# RECORD LIST:
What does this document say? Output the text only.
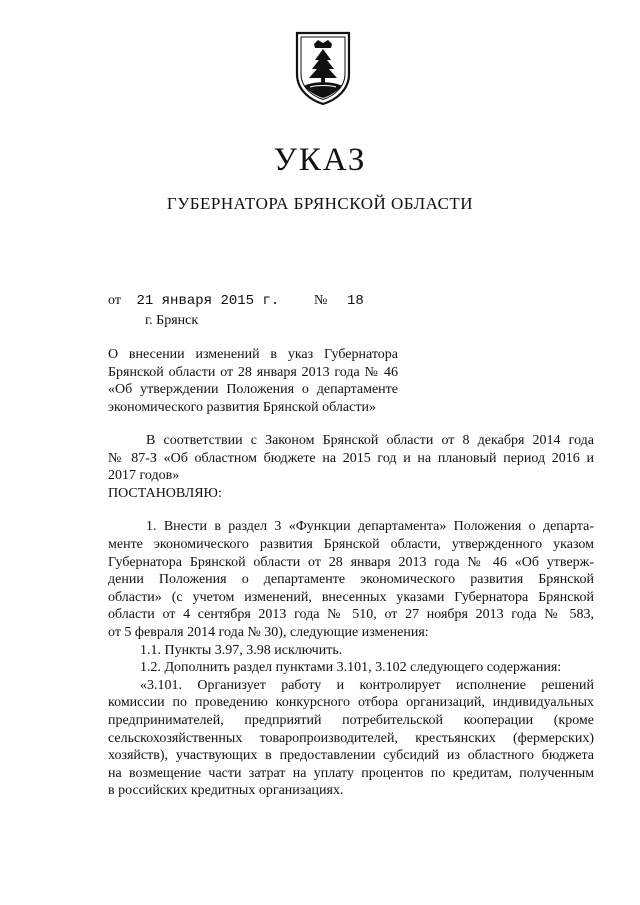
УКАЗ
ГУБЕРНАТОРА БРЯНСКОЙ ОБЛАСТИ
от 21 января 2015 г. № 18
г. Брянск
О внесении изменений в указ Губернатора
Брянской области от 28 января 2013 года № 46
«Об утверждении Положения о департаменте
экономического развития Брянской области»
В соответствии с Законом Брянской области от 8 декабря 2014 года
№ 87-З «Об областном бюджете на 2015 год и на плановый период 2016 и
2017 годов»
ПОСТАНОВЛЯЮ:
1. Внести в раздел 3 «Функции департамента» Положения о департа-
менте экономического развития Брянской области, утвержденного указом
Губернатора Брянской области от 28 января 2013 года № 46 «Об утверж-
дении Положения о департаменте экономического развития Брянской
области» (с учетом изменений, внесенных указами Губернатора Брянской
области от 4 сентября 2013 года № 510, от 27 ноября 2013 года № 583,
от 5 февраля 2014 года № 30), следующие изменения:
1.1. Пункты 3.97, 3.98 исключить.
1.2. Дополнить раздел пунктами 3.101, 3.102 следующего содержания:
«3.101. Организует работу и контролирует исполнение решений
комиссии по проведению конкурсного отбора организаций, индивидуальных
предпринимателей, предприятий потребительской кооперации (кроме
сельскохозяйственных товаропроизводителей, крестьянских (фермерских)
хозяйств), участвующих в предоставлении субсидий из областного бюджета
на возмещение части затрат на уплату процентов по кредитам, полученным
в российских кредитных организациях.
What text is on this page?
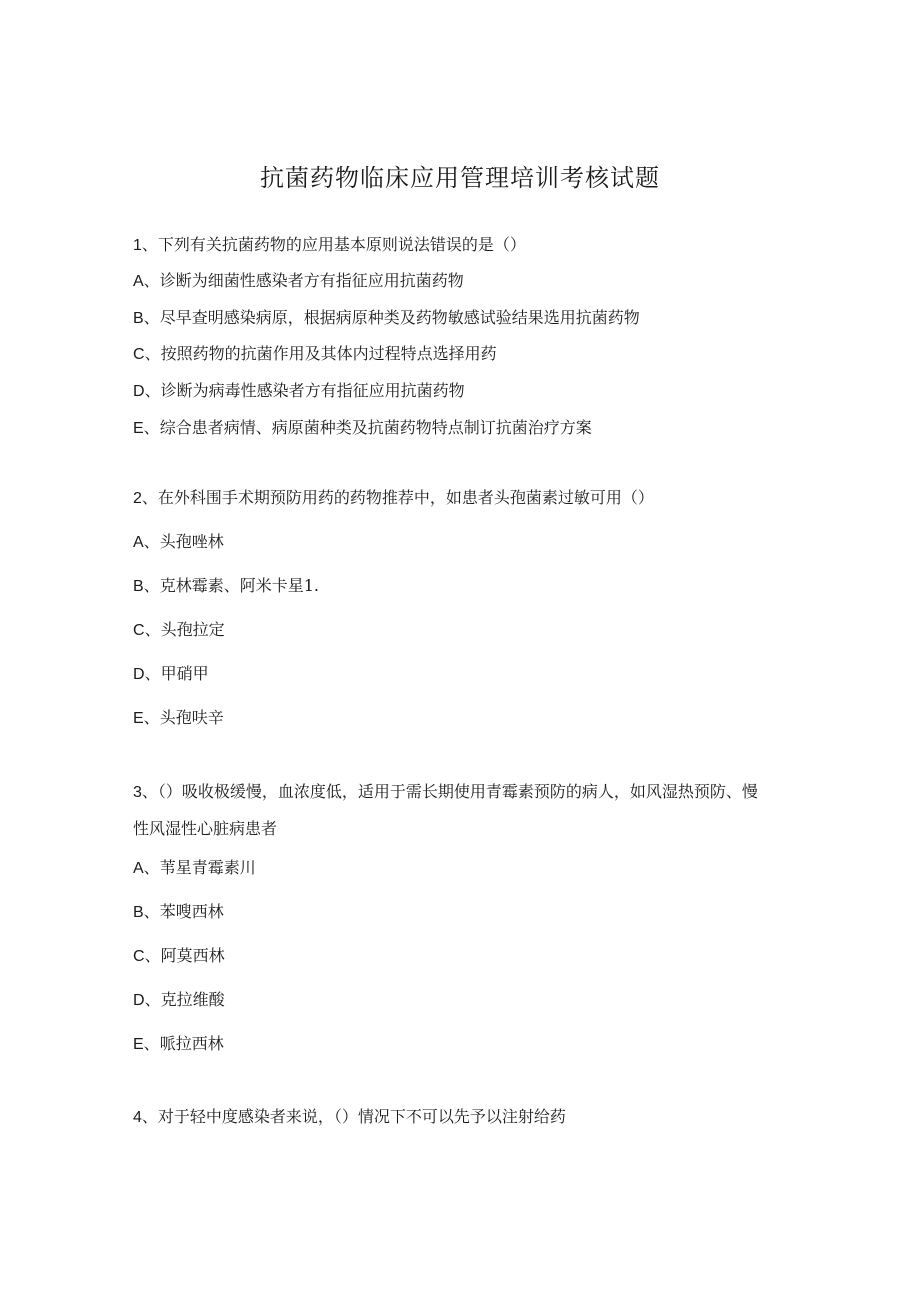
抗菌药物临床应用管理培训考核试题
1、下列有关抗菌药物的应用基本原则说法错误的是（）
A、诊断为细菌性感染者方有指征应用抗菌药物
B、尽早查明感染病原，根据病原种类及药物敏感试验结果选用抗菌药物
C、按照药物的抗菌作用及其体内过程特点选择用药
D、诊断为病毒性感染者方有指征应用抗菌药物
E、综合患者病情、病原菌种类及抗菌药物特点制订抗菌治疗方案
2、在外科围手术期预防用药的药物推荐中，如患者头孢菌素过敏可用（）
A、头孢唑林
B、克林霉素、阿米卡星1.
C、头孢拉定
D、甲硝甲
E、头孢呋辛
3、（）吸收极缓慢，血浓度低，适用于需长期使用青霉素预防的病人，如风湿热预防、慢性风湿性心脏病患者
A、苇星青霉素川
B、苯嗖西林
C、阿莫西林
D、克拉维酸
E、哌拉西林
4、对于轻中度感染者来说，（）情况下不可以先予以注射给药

# WHAT YOU WILL DO:
Repeat the material above word for word and skip every image in it.

# FINISHED EXERCISE:
What does this document say? Output the text only.
УКАЗ
ГУБЕРНАТОРА БРЯНСКОЙ ОБЛАСТИ
от 21 января 2015 г. № 18
г. Брянск
О внесении изменений в указ Губернатора
Брянской области от 28 января 2013 года № 46
«Об утверждении Положения о департаменте
экономического развития Брянской области»
В соответствии с Законом Брянской области от 8 декабря 2014 года
№ 87-З «Об областном бюджете на 2015 год и на плановый период 2016 и
2017 годов»
ПОСТАНОВЛЯЮ:
1. Внести в раздел 3 «Функции департамента» Положения о департа-
менте экономического развития Брянской области, утвержденного указом
Губернатора Брянской области от 28 января 2013 года № 46 «Об утверж-
дении Положения о департаменте экономического развития Брянской
области» (с учетом изменений, внесенных указами Губернатора Брянской
области от 4 сентября 2013 года № 510, от 27 ноября 2013 года № 583,
от 5 февраля 2014 года № 30), следующие изменения:
1.1. Пункты 3.97, 3.98 исключить.
1.2. Дополнить раздел пунктами 3.101, 3.102 следующего содержания:
«3.101. Организует работу и контролирует исполнение решений
комиссии по проведению конкурсного отбора организаций, индивидуальных
предпринимателей, предприятий потребительской кооперации (кроме
сельскохозяйственных товаропроизводителей, крестьянских (фермерских)
хозяйств), участвующих в предоставлении субсидий из областного бюджета
на возмещение части затрат на уплату процентов по кредитам, полученным
в российских кредитных организациях.
What text is on this page?
抗菌药物临床应用管理培训考核试题
1、下列有关抗菌药物的应用基本原则说法错误的是（）
A、诊断为细菌性感染者方有指征应用抗菌药物
B、尽早查明感染病原，根据病原种类及药物敏感试验结果选用抗菌药物
C、按照药物的抗菌作用及其体内过程特点选择用药
D、诊断为病毒性感染者方有指征应用抗菌药物
E、综合患者病情、病原菌种类及抗菌药物特点制订抗菌治疗方案
2、在外科围手术期预防用药的药物推荐中，如患者头孢菌素过敏可用（）
A、头孢唑林
B、克林霉素、阿米卡星1.
C、头孢拉定
D、甲硝甲
E、头孢呋辛
3、（）吸收极缓慢，血浓度低，适用于需长期使用青霉素预防的病人，如风湿热预防、慢性风湿性心脏病患者
A、苇星青霉素川
B、苯嗖西林
C、阿莫西林
D、克拉维酸
E、哌拉西林
4、对于轻中度感染者来说，（）情况下不可以先予以注射给药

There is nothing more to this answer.